* [Exercise brief]: Sift the listing for lines that hold the string "workspace" and pull them out.

Start of Records

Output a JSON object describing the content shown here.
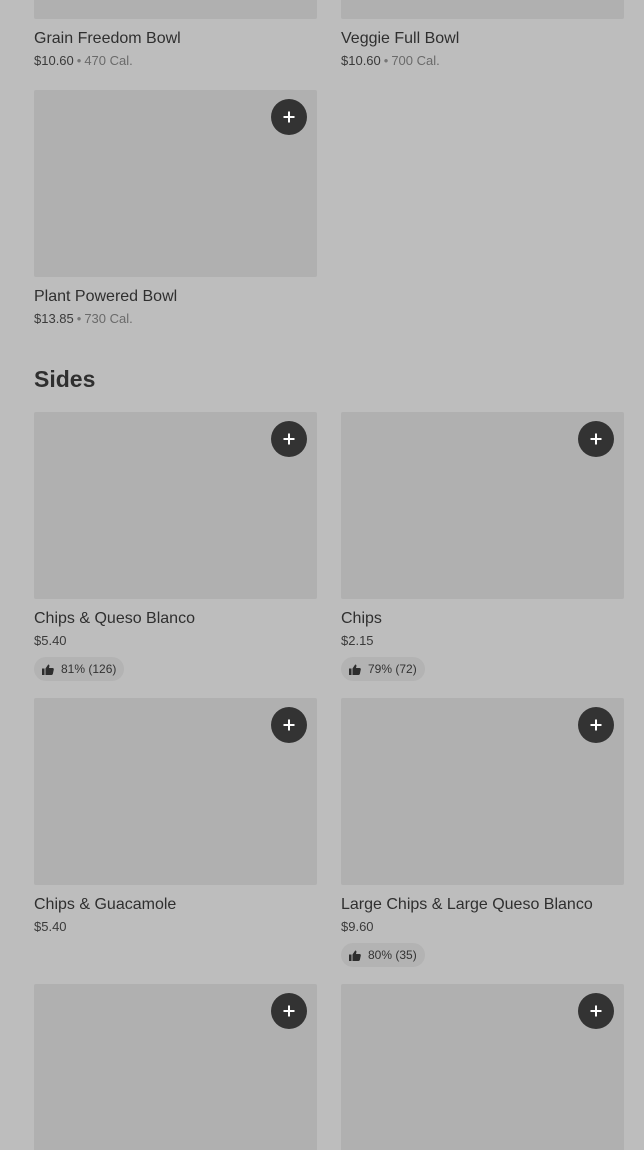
{
  "bowls": [
    {
      "name": "Grain Freedom Bowl",
      "price": "$10.60",
      "separator": "•",
      "calories": "470 Cal."
    },
    {
      "name": "Veggie Full Bowl",
      "price": "$10.60",
      "separator": "•",
      "calories": "700 Cal."
    },
    {
      "name": "Plant Powered Bowl",
      "price": "$13.85",
      "separator": "•",
      "calories": "730 Cal."
    }
  ],
  "sides": {
    "title": "Sides",
    "items": [
      {
        "name": "Chips & Queso Blanco",
        "price": "$5.40",
        "rating": "81% (126)"
      },
      {
        "name": "Chips",
        "price": "$2.15",
        "rating": "79% (72)"
      },
      {
        "name": "Chips & Guacamole",
        "price": "$5.40"
      },
      {
        "name": "Large Chips & Large Queso Blanco",
        "price": "$9.60",
        "rating": "80% (35)"
      }
    ]
  },
  "icons": {
    "add": "plus-icon",
    "rating": "thumbs-up-icon"
  },
  "colors": {
    "background": "#bdbdbd",
    "image_placeholder": "#b0b0b0",
    "add_button": "#333333"
  }
}
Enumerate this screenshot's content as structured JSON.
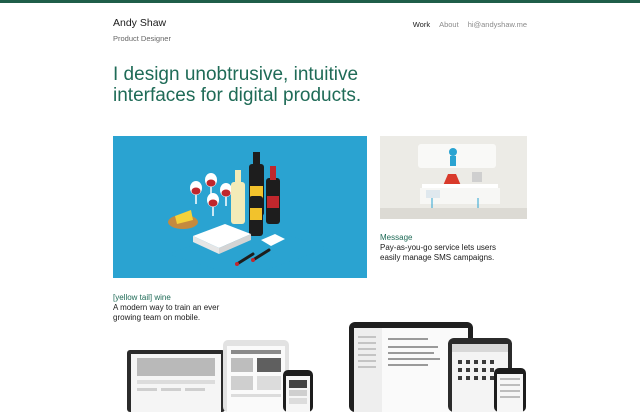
{
  "header": {
    "name": "Andy Shaw",
    "title": "Product Designer",
    "nav": [
      {
        "label": "Work",
        "active": true
      },
      {
        "label": "About",
        "active": false
      },
      {
        "label": "hi@andyshaw.me",
        "active": false
      }
    ]
  },
  "hero": {
    "line1": "I design unobtrusive, intuitive",
    "line2": "interfaces for digital products."
  },
  "projects": {
    "wine": {
      "title": "[yellow tail] wine",
      "desc1": "A modern way to train an ever",
      "desc2": "growing team on mobile."
    },
    "message": {
      "title": "Message",
      "desc1": "Pay-as-you-go service lets users",
      "desc2": "easily manage SMS campaigns."
    }
  },
  "colors": {
    "accent": "#1f6b57",
    "topbar": "#1f5e49",
    "wine_bg": "#2aa3d1"
  }
}
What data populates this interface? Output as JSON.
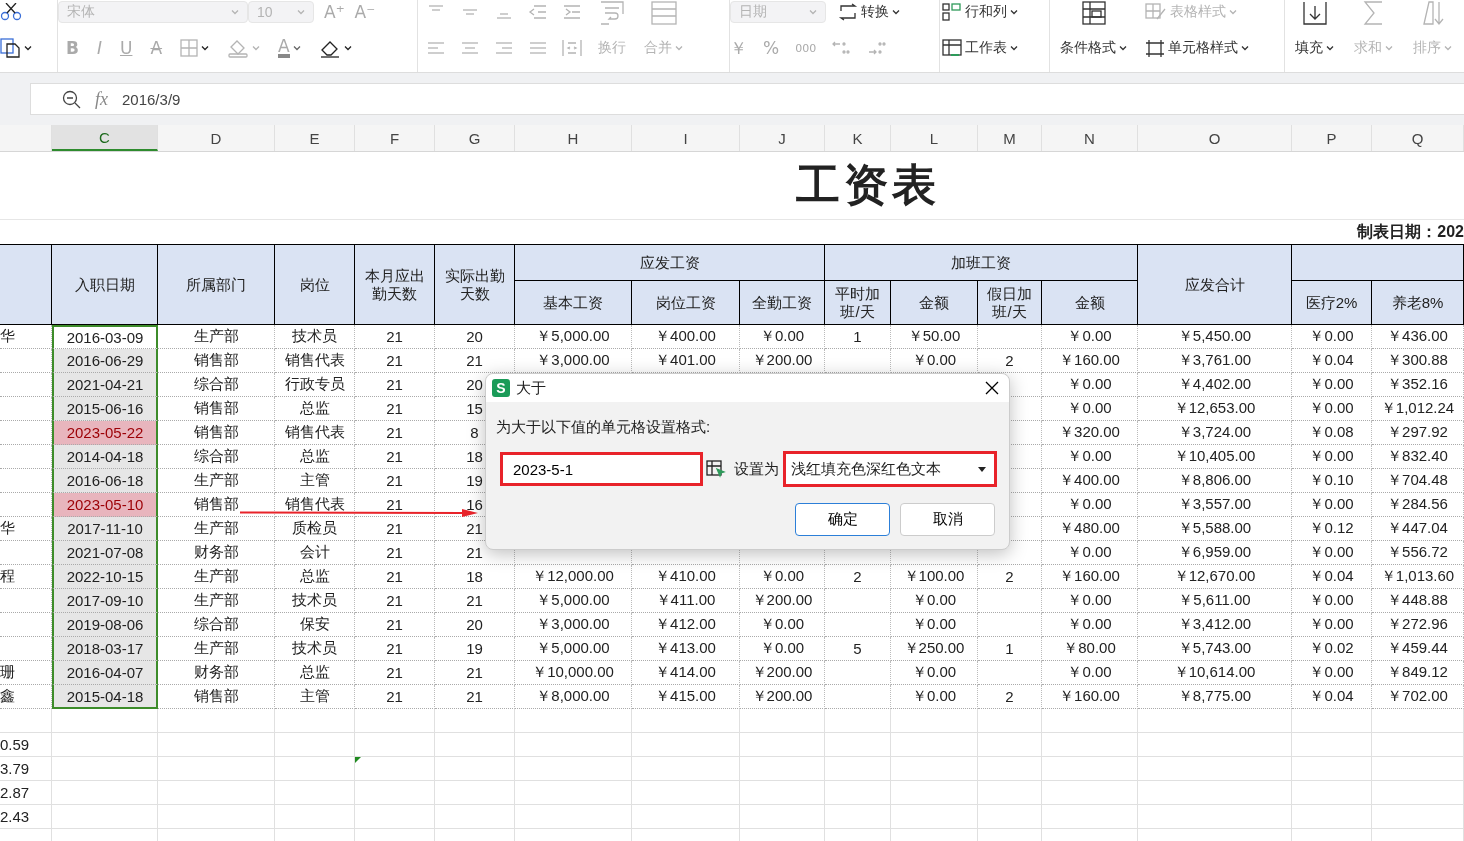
{
  "toolbar": {
    "font": {
      "name": {
        "value": "宋体",
        "disabled": true
      },
      "size": {
        "value": "10",
        "disabled": true
      },
      "grow": "A⁺",
      "shrink": "A⁻",
      "styles": [
        "B",
        "I",
        "U",
        "A"
      ],
      "font_color": "A"
    },
    "alignment": {
      "wrap": {
        "label": "换行",
        "disabled": true
      },
      "merge": {
        "label": "合并",
        "disabled": true
      }
    },
    "number": {
      "format": {
        "value": "日期",
        "disabled": true
      },
      "convert": {
        "label": "转换",
        "disabled": false
      },
      "currency": "￥",
      "percent": "%",
      "thousands": "000"
    },
    "cells": [
      {
        "label": "行和列",
        "disabled": false
      },
      {
        "label": "工作表",
        "disabled": false
      }
    ],
    "styles": [
      {
        "label": "条件格式",
        "disabled": false
      },
      {
        "label": "表格样式",
        "disabled": true
      },
      {
        "label": "单元格样式",
        "disabled": false
      }
    ],
    "editing": [
      {
        "label": "填充",
        "disabled": false
      },
      {
        "label": "求和",
        "disabled": true
      },
      {
        "label": "排序",
        "disabled": true
      }
    ]
  },
  "formula_bar": {
    "fx": "fx",
    "value": "2016/3/9"
  },
  "columns": [
    {
      "letter": "C",
      "selected": true
    },
    {
      "letter": "D",
      "selected": false
    },
    {
      "letter": "E",
      "selected": false
    },
    {
      "letter": "F",
      "selected": false
    },
    {
      "letter": "G",
      "selected": false
    },
    {
      "letter": "H",
      "selected": false
    },
    {
      "letter": "I",
      "selected": false
    },
    {
      "letter": "J",
      "selected": false
    },
    {
      "letter": "K",
      "selected": false
    },
    {
      "letter": "L",
      "selected": false
    },
    {
      "letter": "M",
      "selected": false
    },
    {
      "letter": "N",
      "selected": false
    },
    {
      "letter": "O",
      "selected": false
    },
    {
      "letter": "P",
      "selected": false
    },
    {
      "letter": "Q",
      "selected": false
    }
  ],
  "sheet": {
    "title": "工资表",
    "date_label": "制表日期：202",
    "headers": [
      {
        "label": "入职日期"
      },
      {
        "label": "所属部门"
      },
      {
        "label": "岗位"
      },
      {
        "label": "本月应出勤天数"
      },
      {
        "label": "实际出勤天数"
      },
      {
        "label": "应发工资",
        "children": [
          {
            "label": "基本工资"
          },
          {
            "label": "岗位工资"
          },
          {
            "label": "全勤工资"
          }
        ]
      },
      {
        "label": "加班工资",
        "children": [
          {
            "label": "平时加班/天"
          },
          {
            "label": "金额"
          },
          {
            "label": "假日加班/天"
          },
          {
            "label": "金额"
          }
        ]
      },
      {
        "label": "应发合计"
      },
      {
        "children": [
          {
            "label": "医疗2%"
          },
          {
            "label": "养老8%"
          }
        ]
      }
    ],
    "rows": [
      {
        "active": true,
        "date_highlighted": false,
        "cells": [
          "华",
          "2016-03-09",
          "生产部",
          "技术员",
          "21",
          "20",
          "￥5,000.00",
          "￥400.00",
          "￥0.00",
          "1",
          "￥50.00",
          null,
          "￥0.00",
          "￥5,450.00",
          "￥0.00",
          "￥436.00"
        ]
      },
      {
        "active": false,
        "date_highlighted": false,
        "cells": [
          null,
          "2016-06-29",
          "销售部",
          "销售代表",
          "21",
          "21",
          "￥3,000.00",
          "￥401.00",
          "￥200.00",
          null,
          "￥0.00",
          "2",
          "￥160.00",
          "￥3,761.00",
          "￥0.04",
          "￥300.88"
        ]
      },
      {
        "active": false,
        "date_highlighted": false,
        "cells": [
          null,
          "2021-04-21",
          "综合部",
          "行政专员",
          "21",
          "20",
          null,
          null,
          null,
          null,
          null,
          null,
          "￥0.00",
          "￥4,402.00",
          "￥0.00",
          "￥352.16"
        ]
      },
      {
        "active": false,
        "date_highlighted": false,
        "cells": [
          null,
          "2015-06-16",
          "销售部",
          "总监",
          "21",
          "15",
          null,
          null,
          null,
          null,
          null,
          null,
          "￥0.00",
          "￥12,653.00",
          "￥0.00",
          "￥1,012.24"
        ]
      },
      {
        "active": false,
        "date_highlighted": true,
        "cells": [
          null,
          "2023-05-22",
          "销售部",
          "销售代表",
          "21",
          "8",
          null,
          null,
          null,
          null,
          null,
          null,
          "￥320.00",
          "￥3,724.00",
          "￥0.08",
          "￥297.92"
        ]
      },
      {
        "active": false,
        "date_highlighted": false,
        "cells": [
          null,
          "2014-04-18",
          "综合部",
          "总监",
          "21",
          "18",
          null,
          null,
          null,
          null,
          null,
          null,
          "￥0.00",
          "￥10,405.00",
          "￥0.00",
          "￥832.40"
        ]
      },
      {
        "active": false,
        "date_highlighted": false,
        "cells": [
          null,
          "2016-06-18",
          "生产部",
          "主管",
          "21",
          "19",
          null,
          null,
          null,
          null,
          null,
          null,
          "￥400.00",
          "￥8,806.00",
          "￥0.10",
          "￥704.48"
        ]
      },
      {
        "active": false,
        "date_highlighted": true,
        "cells": [
          null,
          "2023-05-10",
          "销售部",
          "销售代表",
          "21",
          "16",
          null,
          null,
          null,
          null,
          null,
          null,
          "￥0.00",
          "￥3,557.00",
          "￥0.00",
          "￥284.56"
        ]
      },
      {
        "active": false,
        "date_highlighted": false,
        "cells": [
          "华",
          "2017-11-10",
          "生产部",
          "质检员",
          "21",
          "21",
          null,
          null,
          null,
          null,
          null,
          null,
          "￥480.00",
          "￥5,588.00",
          "￥0.12",
          "￥447.04"
        ]
      },
      {
        "active": false,
        "date_highlighted": false,
        "cells": [
          null,
          "2021-07-08",
          "财务部",
          "会计",
          "21",
          "21",
          null,
          null,
          null,
          null,
          null,
          null,
          "￥0.00",
          "￥6,959.00",
          "￥0.00",
          "￥556.72"
        ]
      },
      {
        "active": false,
        "date_highlighted": false,
        "cells": [
          "程",
          "2022-10-15",
          "生产部",
          "总监",
          "21",
          "18",
          "￥12,000.00",
          "￥410.00",
          "￥0.00",
          "2",
          "￥100.00",
          "2",
          "￥160.00",
          "￥12,670.00",
          "￥0.04",
          "￥1,013.60"
        ]
      },
      {
        "active": false,
        "date_highlighted": false,
        "cells": [
          null,
          "2017-09-10",
          "生产部",
          "技术员",
          "21",
          "21",
          "￥5,000.00",
          "￥411.00",
          "￥200.00",
          null,
          "￥0.00",
          null,
          "￥0.00",
          "￥5,611.00",
          "￥0.00",
          "￥448.88"
        ]
      },
      {
        "active": false,
        "date_highlighted": false,
        "cells": [
          null,
          "2019-08-06",
          "综合部",
          "保安",
          "21",
          "20",
          "￥3,000.00",
          "￥412.00",
          "￥0.00",
          null,
          "￥0.00",
          null,
          "￥0.00",
          "￥3,412.00",
          "￥0.00",
          "￥272.96"
        ]
      },
      {
        "active": false,
        "date_highlighted": false,
        "cells": [
          null,
          "2018-03-17",
          "生产部",
          "技术员",
          "21",
          "19",
          "￥5,000.00",
          "￥413.00",
          "￥0.00",
          "5",
          "￥250.00",
          "1",
          "￥80.00",
          "￥5,743.00",
          "￥0.02",
          "￥459.44"
        ]
      },
      {
        "active": false,
        "date_highlighted": false,
        "cells": [
          "珊",
          "2016-04-07",
          "财务部",
          "总监",
          "21",
          "21",
          "￥10,000.00",
          "￥414.00",
          "￥200.00",
          null,
          "￥0.00",
          null,
          "￥0.00",
          "￥10,614.00",
          "￥0.00",
          "￥849.12"
        ]
      },
      {
        "active": false,
        "date_highlighted": false,
        "cells": [
          "鑫",
          "2015-04-18",
          "销售部",
          "主管",
          "21",
          "21",
          "￥8,000.00",
          "￥415.00",
          "￥200.00",
          null,
          "￥0.00",
          "2",
          "￥160.00",
          "￥8,775.00",
          "￥0.04",
          "￥702.00"
        ]
      }
    ],
    "below": [
      {
        "value": "0.59",
        "g_error": false
      },
      {
        "value": "3.79",
        "g_error": true
      },
      {
        "value": "2.87",
        "g_error": false
      },
      {
        "value": "2.43",
        "g_error": false
      }
    ]
  },
  "dialog": {
    "badge": "S",
    "title": "大于",
    "prompt": "为大于以下值的单元格设置格式:",
    "value": "2023-5-1",
    "value_highlighted": true,
    "set_label": "设置为",
    "format": "浅红填充色深红色文本",
    "format_highlighted": true,
    "buttons": [
      {
        "label": "确定",
        "primary": true
      },
      {
        "label": "取消",
        "primary": false
      }
    ]
  }
}
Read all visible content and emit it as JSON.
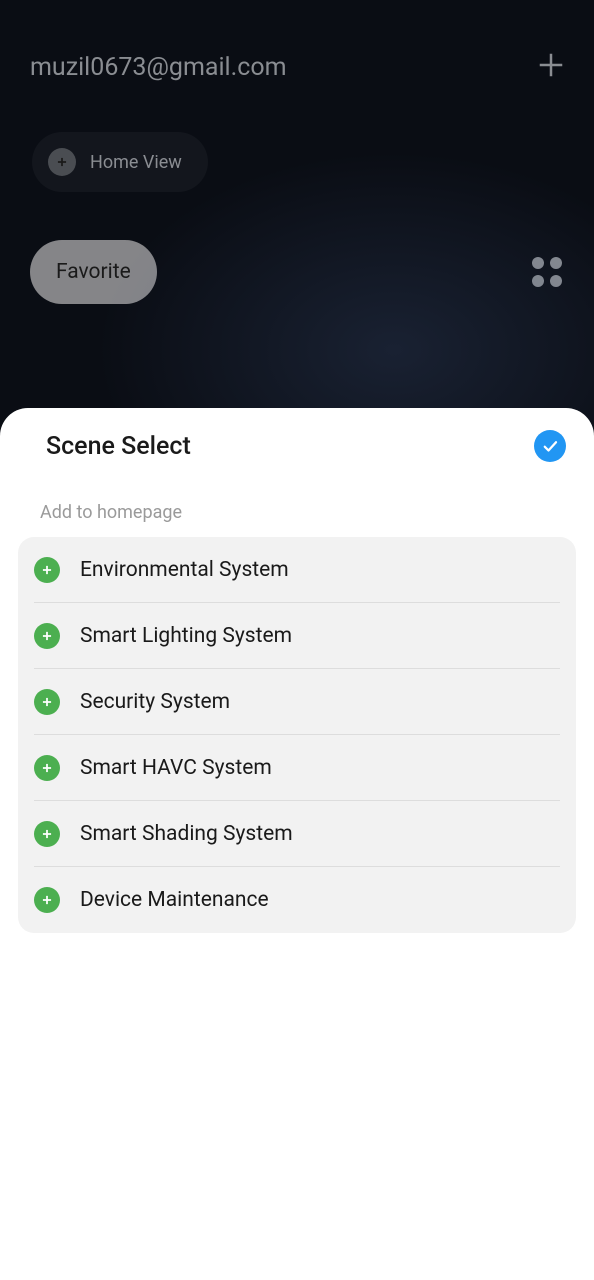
{
  "header": {
    "email": "muzil0673@gmail.com"
  },
  "home_view": {
    "label": "Home View"
  },
  "tabs": {
    "favorite": "Favorite"
  },
  "sheet": {
    "title": "Scene Select",
    "subtitle": "Add to homepage",
    "items": [
      {
        "label": "Environmental System"
      },
      {
        "label": "Smart Lighting System"
      },
      {
        "label": "Security  System"
      },
      {
        "label": "Smart HAVC System"
      },
      {
        "label": "Smart Shading System"
      },
      {
        "label": "Device Maintenance"
      }
    ]
  }
}
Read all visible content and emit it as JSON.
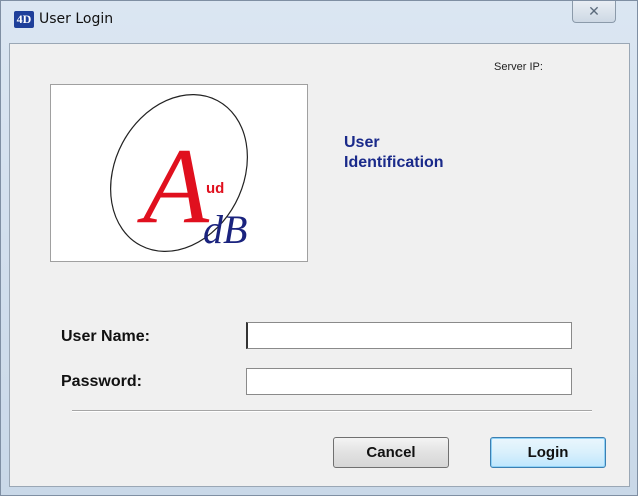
{
  "window": {
    "title": "User Login",
    "app_icon_text": "4D",
    "close_glyph": "✕"
  },
  "server": {
    "label": "Server IP:"
  },
  "logo": {
    "big_letter": "A",
    "small_text": "ud",
    "suffix_text": "dB",
    "colors": {
      "letter": "#e0101e",
      "suffix": "#1a237e",
      "ring": "#222222"
    }
  },
  "heading": {
    "line1": "User",
    "line2": "Identification",
    "color": "#1a2a8a"
  },
  "form": {
    "username_label": "User Name:",
    "username_value": "",
    "password_label": "Password:",
    "password_value": ""
  },
  "buttons": {
    "cancel_label": "Cancel",
    "login_label": "Login"
  },
  "icons": {
    "app": "4d-app-icon",
    "close": "close-icon"
  }
}
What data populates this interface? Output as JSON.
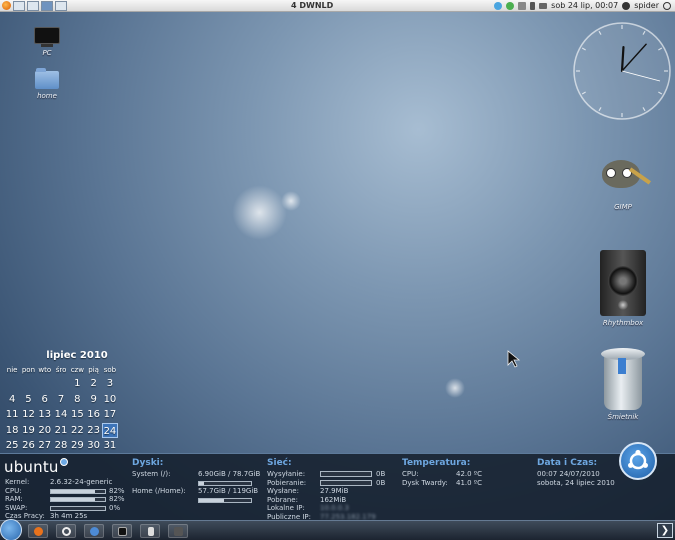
{
  "top_panel": {
    "title": "4 DWNLD",
    "datetime": "sob 24 lip, 00:07",
    "user": "spider",
    "icons": [
      "firefox-icon",
      "workspace-1",
      "workspace-2",
      "workspace-3",
      "workspace-4",
      "network-icon",
      "chat-icon",
      "volume-icon",
      "battery-icon",
      "mail-icon",
      "power-icon"
    ]
  },
  "desktop": {
    "icons": [
      {
        "label": "PC",
        "icon": "computer-icon"
      },
      {
        "label": "home",
        "icon": "home-folder-icon"
      },
      {
        "label": "GIMP",
        "icon": "gimp-icon"
      },
      {
        "label": "Rhythmbox",
        "icon": "rhythmbox-icon"
      },
      {
        "label": "Śmietnik",
        "icon": "trash-icon"
      }
    ]
  },
  "clock": {
    "hour": 0,
    "minute": 7
  },
  "calendar": {
    "title": "lipiec 2010",
    "weekdays": [
      "nie",
      "pon",
      "wto",
      "śro",
      "czw",
      "pią",
      "sob"
    ],
    "first_weekday_index": 4,
    "days_in_month": 31,
    "today": 24
  },
  "conky": {
    "brand": "ubuntu",
    "system": {
      "kernel_label": "Kernel:",
      "kernel": "2.6.32-24-generic",
      "cpu_label": "CPU:",
      "cpu": "82%",
      "cpu_value": 82,
      "ram_label": "RAM:",
      "ram": "82%",
      "ram_value": 82,
      "swap_label": "SWAP:",
      "swap": "0%",
      "swap_value": 0,
      "uptime_label": "Czas Pracy:",
      "uptime": "3h 4m 25s"
    },
    "disks": {
      "title": "Dyski:",
      "system_label": "System (/):",
      "system": "6.90GiB / 78.7GiB",
      "system_fraction": 0.088,
      "home_label": "Home (/Home):",
      "home": "57.7GiB / 119GiB",
      "home_fraction": 0.485
    },
    "network": {
      "title": "Sieć:",
      "up_label": "Wysyłanie:",
      "up": "0B",
      "down_label": "Pobieranie:",
      "down": "0B",
      "sent_label": "Wysłane:",
      "sent": "27.9MiB",
      "recv_label": "Pobrane:",
      "recv": "162MiB",
      "local_ip_label": "Lokalne IP:",
      "local_ip": "10.0.0.3",
      "public_ip_label": "Publiczne IP:",
      "public_ip": "77.253.182.179"
    },
    "temperature": {
      "title": "Temperatura:",
      "cpu_label": "CPU:",
      "cpu": "42.0 ºC",
      "disk_label": "Dysk Twardy:",
      "disk": "41.0 ºC"
    },
    "datetime": {
      "title": "Data i Czas:",
      "line1": "00:07  24/07/2010",
      "line2": "sobota, 24 lipiec 2010"
    }
  },
  "bottom_panel": {
    "show_desktop": "❯",
    "tasks": [
      "firefox-task-icon",
      "opera-task-icon",
      "thunderbird-task-icon",
      "terminal-task-icon",
      "battery-task-icon",
      "files-task-icon"
    ]
  },
  "colors": {
    "accent": "#6ea7e0",
    "panel_bg": "#1c2430"
  }
}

End of Records

* [Correct response]:
      "workspace-1",
      "workspace-2",
      "workspace-3",
      "workspace-4",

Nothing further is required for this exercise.